Task prompt:
Print the line that contains "Extract the structured" and every line after it through the last line of the records below, exactly as written and nothing else.

Material provided:
::::

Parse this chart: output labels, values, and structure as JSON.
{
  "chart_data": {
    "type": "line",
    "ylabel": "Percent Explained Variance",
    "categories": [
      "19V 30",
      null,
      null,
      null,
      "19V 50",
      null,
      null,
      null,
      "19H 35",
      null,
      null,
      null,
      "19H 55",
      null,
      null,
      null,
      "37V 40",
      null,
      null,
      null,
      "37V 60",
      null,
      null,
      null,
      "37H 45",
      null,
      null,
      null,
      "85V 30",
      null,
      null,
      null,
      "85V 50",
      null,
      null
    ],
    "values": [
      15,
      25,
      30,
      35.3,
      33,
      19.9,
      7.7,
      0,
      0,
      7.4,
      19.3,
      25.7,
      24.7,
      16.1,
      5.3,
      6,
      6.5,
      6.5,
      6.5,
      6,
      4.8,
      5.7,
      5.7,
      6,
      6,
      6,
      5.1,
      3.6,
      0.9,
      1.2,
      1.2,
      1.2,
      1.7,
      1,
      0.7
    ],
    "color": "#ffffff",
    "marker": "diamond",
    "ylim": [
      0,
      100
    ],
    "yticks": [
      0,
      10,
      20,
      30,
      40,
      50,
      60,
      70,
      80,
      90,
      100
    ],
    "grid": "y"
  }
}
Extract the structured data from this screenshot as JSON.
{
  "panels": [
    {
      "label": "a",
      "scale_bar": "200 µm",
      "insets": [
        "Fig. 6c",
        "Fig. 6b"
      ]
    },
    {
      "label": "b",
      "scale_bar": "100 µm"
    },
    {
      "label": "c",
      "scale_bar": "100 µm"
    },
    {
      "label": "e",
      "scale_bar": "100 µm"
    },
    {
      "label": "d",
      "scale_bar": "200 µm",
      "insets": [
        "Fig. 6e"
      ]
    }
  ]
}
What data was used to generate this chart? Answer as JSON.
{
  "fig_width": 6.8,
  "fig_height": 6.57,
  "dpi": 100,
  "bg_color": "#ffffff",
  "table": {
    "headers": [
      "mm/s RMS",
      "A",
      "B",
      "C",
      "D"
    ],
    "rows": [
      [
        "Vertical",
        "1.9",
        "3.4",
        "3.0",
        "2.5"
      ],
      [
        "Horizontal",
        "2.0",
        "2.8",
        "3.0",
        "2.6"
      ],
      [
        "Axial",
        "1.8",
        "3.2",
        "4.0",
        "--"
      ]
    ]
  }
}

::::

Exercise answer:
Extract the structured data from this screenshot as JSON.
{
  "panels": [
    {
      "label": "a",
      "scale_bar": "200 µm",
      "insets": [
        "Fig. 6c",
        "Fig. 6b"
      ]
    },
    {
      "label": "b",
      "scale_bar": "100 µm"
    },
    {
      "label": "c",
      "scale_bar": "100 µm"
    },
    {
      "label": "e",
      "scale_bar": "100 µm"
    },
    {
      "label": "d",
      "scale_bar": "200 µm",
      "insets": [
        "Fig. 6e"
      ]
    }
  ]
}
What data was used to generate this chart? Answer as JSON.
{
  "fig_width": 6.8,
  "fig_height": 6.57,
  "dpi": 100,
  "bg_color": "#ffffff",
  "table": {
    "headers": [
      "mm/s RMS",
      "A",
      "B",
      "C",
      "D"
    ],
    "rows": [
      [
        "Vertical",
        "1.9",
        "3.4",
        "3.0",
        "2.5"
      ],
      [
        "Horizontal",
        "2.0",
        "2.8",
        "3.0",
        "2.6"
      ],
      [
        "Axial",
        "1.8",
        "3.2",
        "4.0",
        "--"
      ]
    ]
  }
}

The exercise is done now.